YOUR TASK: Return only the number of lines in the entries below that hold the word "Mean".

* Start ENTRIES SUPPLIED *

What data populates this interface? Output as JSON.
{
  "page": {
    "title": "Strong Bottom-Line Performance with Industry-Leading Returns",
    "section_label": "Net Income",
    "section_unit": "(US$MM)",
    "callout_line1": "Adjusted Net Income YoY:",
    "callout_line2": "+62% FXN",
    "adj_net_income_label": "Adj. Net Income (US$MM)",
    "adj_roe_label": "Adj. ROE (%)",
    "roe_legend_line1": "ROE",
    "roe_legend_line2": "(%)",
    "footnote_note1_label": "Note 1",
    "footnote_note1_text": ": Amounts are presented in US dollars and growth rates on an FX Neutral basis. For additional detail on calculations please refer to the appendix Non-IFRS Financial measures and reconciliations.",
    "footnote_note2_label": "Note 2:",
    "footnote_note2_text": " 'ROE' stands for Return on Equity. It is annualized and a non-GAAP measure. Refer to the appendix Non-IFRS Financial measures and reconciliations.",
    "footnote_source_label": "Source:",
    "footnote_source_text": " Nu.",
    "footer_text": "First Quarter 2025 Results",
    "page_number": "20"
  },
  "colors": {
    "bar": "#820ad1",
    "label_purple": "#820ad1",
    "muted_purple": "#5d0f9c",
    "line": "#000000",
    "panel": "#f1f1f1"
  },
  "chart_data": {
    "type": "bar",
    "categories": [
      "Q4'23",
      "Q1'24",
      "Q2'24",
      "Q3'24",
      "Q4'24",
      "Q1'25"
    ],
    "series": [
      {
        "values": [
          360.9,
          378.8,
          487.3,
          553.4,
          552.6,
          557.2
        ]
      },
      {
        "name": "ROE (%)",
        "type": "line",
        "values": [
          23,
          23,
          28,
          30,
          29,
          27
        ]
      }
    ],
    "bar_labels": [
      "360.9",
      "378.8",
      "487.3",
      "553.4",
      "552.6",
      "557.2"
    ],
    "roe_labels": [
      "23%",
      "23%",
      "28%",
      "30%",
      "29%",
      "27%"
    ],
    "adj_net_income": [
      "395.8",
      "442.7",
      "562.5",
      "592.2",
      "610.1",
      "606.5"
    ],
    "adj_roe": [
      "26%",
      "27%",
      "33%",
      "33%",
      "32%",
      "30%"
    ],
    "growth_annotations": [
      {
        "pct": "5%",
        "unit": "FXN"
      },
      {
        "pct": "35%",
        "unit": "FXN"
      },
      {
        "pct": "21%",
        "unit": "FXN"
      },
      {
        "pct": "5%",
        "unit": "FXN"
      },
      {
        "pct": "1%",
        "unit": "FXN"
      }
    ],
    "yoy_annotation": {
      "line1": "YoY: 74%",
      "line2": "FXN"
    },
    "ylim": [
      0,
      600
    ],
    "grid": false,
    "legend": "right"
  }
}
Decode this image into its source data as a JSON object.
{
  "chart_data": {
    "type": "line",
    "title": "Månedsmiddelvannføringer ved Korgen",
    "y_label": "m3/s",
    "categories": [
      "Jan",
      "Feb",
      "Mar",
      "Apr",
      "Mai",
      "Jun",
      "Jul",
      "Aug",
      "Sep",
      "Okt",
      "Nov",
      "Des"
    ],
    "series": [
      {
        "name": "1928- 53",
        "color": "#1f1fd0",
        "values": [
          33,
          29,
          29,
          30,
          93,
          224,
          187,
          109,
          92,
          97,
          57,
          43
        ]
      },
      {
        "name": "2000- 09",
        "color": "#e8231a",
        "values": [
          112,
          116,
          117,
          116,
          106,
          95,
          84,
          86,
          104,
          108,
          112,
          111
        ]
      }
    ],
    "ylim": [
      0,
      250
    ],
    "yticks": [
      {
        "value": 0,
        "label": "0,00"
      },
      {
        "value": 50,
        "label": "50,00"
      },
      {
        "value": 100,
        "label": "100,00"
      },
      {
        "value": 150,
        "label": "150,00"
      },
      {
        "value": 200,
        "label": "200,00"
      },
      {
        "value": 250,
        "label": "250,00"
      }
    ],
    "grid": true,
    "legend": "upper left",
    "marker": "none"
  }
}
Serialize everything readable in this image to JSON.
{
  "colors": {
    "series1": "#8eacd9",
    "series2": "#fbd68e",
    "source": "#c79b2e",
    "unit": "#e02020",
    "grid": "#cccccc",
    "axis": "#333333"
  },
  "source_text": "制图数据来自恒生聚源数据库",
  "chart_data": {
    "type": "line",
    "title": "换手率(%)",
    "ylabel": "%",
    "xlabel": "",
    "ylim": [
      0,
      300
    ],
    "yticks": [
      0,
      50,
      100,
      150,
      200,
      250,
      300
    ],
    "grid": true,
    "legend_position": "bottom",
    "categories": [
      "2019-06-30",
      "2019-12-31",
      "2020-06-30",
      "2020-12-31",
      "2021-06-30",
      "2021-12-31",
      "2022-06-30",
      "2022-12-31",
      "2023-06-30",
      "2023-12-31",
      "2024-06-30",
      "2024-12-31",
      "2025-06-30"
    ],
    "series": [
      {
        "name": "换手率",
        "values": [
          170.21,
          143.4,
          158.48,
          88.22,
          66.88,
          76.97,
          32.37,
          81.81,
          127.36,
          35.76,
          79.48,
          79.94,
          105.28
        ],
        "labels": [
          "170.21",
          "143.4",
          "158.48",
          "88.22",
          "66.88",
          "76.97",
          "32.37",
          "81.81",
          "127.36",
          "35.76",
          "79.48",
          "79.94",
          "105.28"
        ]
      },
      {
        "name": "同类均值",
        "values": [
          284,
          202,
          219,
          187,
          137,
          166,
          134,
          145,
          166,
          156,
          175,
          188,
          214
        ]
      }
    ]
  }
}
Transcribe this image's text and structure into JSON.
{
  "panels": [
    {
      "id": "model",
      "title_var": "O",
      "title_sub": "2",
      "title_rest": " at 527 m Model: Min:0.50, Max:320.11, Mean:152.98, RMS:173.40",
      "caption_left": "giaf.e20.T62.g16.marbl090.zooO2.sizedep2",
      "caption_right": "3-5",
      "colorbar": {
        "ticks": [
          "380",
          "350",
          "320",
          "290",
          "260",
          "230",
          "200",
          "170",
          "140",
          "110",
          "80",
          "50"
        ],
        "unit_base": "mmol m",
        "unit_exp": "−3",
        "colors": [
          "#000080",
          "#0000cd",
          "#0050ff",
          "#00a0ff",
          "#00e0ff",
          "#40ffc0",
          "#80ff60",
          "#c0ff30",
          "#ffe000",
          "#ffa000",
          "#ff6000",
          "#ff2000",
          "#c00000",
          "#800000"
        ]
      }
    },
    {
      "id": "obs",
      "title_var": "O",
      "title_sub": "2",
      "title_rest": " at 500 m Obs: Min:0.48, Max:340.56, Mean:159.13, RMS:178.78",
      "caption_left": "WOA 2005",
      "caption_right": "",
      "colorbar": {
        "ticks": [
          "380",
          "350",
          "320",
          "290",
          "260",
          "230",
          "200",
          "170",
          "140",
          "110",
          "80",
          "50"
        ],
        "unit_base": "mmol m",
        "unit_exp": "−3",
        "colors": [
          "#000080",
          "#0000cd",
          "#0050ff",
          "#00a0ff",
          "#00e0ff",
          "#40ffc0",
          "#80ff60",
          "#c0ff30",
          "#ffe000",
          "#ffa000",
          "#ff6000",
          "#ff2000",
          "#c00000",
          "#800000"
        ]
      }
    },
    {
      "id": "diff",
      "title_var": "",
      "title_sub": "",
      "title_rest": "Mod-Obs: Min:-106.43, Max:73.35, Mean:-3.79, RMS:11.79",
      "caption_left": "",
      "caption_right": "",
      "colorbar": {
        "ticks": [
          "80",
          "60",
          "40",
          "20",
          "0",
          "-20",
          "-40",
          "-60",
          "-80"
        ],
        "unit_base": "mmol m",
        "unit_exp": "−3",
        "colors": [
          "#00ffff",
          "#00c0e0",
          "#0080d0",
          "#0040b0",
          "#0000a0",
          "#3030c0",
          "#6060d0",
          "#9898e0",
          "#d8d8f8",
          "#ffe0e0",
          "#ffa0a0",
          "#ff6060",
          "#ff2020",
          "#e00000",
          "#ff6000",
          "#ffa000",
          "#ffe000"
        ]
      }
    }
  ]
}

* End ENTRIES SUPPLIED *

RESPONSE TO THE TASK: 3